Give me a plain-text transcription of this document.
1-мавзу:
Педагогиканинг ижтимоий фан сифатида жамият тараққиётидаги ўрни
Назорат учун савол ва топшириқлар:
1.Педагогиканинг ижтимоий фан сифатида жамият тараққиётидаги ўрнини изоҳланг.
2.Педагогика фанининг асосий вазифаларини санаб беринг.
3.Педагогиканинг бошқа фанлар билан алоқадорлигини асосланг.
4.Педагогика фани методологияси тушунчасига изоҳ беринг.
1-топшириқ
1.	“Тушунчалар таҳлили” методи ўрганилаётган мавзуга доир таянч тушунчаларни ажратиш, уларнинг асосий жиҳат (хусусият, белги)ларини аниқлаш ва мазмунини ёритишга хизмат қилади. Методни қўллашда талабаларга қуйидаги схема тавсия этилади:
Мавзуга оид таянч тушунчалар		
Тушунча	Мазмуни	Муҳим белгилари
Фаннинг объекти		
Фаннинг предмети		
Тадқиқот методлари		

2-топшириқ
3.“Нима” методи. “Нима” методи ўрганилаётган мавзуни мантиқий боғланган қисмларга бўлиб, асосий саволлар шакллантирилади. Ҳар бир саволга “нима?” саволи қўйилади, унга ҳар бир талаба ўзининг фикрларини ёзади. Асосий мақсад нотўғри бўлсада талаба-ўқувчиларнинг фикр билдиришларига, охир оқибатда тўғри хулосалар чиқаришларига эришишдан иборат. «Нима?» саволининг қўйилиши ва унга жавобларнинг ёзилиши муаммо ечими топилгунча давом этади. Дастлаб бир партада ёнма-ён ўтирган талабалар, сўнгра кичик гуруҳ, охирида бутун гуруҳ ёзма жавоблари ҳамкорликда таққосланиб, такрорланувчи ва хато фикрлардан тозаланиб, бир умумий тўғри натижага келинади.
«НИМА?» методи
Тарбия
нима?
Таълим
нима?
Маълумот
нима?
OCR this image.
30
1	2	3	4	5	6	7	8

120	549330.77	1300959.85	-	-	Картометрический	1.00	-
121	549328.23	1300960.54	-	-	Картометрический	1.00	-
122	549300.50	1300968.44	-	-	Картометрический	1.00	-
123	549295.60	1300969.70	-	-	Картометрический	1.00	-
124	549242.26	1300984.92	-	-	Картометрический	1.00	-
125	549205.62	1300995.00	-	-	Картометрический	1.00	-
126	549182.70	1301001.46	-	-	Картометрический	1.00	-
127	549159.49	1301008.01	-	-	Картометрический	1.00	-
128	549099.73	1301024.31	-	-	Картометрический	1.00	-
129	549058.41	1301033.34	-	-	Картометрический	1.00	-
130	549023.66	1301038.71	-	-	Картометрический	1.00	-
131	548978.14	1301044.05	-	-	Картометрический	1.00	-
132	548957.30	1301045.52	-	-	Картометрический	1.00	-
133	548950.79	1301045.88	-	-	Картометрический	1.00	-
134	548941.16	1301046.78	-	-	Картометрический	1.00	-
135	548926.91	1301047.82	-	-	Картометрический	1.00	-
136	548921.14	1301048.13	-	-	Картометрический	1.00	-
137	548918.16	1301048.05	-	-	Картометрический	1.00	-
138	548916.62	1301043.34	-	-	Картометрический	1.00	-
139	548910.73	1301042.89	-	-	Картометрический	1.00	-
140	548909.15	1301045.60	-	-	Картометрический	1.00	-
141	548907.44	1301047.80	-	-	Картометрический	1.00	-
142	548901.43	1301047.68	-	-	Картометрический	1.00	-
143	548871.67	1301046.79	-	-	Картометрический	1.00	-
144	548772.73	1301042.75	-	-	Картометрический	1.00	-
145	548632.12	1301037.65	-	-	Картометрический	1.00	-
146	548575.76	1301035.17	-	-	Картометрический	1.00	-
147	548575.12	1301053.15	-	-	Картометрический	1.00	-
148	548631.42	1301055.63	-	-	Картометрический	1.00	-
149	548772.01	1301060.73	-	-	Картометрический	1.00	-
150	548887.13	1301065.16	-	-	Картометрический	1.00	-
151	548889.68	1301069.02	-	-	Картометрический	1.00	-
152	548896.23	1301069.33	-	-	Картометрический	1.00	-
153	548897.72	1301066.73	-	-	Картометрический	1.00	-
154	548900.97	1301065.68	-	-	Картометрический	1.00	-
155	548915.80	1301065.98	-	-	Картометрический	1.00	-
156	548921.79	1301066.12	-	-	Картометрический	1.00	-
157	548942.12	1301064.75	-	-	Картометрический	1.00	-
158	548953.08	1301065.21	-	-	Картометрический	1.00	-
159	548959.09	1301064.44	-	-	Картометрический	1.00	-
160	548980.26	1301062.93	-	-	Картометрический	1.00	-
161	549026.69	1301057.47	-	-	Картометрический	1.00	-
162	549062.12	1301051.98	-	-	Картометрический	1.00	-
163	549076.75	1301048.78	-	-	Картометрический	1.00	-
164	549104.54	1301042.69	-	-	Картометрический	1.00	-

+++

[TASK INSTRUCTIONS]
Return every line from the records above that holds the word "Педагогиканинг".

[RESULT]
Педагогиканинг ижтимоий фан сифатида жамият тараққиётидаги ўрни
1.Педагогиканинг ижтимоий фан сифатида жамият тараққиётидаги ўрнини изоҳланг.
3.Педагогиканинг бошқа фанлар билан алоқадорлигини асосланг.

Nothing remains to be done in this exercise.